— BEGIN —

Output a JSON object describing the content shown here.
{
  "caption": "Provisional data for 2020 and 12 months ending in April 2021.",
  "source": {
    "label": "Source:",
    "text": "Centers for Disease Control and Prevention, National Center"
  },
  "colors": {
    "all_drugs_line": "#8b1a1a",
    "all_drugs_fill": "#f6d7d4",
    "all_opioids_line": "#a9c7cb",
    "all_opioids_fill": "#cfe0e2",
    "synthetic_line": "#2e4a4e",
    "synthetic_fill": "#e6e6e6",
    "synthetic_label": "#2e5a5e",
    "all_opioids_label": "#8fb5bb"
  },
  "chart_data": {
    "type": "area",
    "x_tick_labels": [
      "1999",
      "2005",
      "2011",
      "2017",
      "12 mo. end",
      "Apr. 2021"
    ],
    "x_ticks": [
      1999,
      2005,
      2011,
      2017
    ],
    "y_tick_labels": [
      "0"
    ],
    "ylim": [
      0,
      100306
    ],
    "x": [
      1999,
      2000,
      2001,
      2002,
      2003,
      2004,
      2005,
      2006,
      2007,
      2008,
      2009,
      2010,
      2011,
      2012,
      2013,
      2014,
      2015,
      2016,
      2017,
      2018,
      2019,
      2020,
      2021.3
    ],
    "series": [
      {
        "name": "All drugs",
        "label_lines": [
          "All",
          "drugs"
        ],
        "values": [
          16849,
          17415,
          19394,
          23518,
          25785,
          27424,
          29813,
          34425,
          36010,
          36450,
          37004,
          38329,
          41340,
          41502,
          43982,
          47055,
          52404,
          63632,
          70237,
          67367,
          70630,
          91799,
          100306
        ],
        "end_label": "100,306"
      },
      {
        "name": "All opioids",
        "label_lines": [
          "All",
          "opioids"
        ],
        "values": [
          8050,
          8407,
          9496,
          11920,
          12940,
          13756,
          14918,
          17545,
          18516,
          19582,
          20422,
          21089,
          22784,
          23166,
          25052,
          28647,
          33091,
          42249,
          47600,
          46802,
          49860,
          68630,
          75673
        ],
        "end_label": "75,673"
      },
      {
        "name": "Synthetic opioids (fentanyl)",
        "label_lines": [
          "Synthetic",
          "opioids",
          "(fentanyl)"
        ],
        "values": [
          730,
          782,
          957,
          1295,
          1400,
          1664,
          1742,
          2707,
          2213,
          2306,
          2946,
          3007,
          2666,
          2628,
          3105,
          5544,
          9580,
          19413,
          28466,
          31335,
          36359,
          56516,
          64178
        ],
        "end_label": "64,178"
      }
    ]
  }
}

— END —

### Given problem
Locate the word "name" in the records and collect each line it appears in.

### Problem solution
        "name": "All drugs",
        "name": "All opioids",
        "name": "Synthetic opioids (fentanyl)",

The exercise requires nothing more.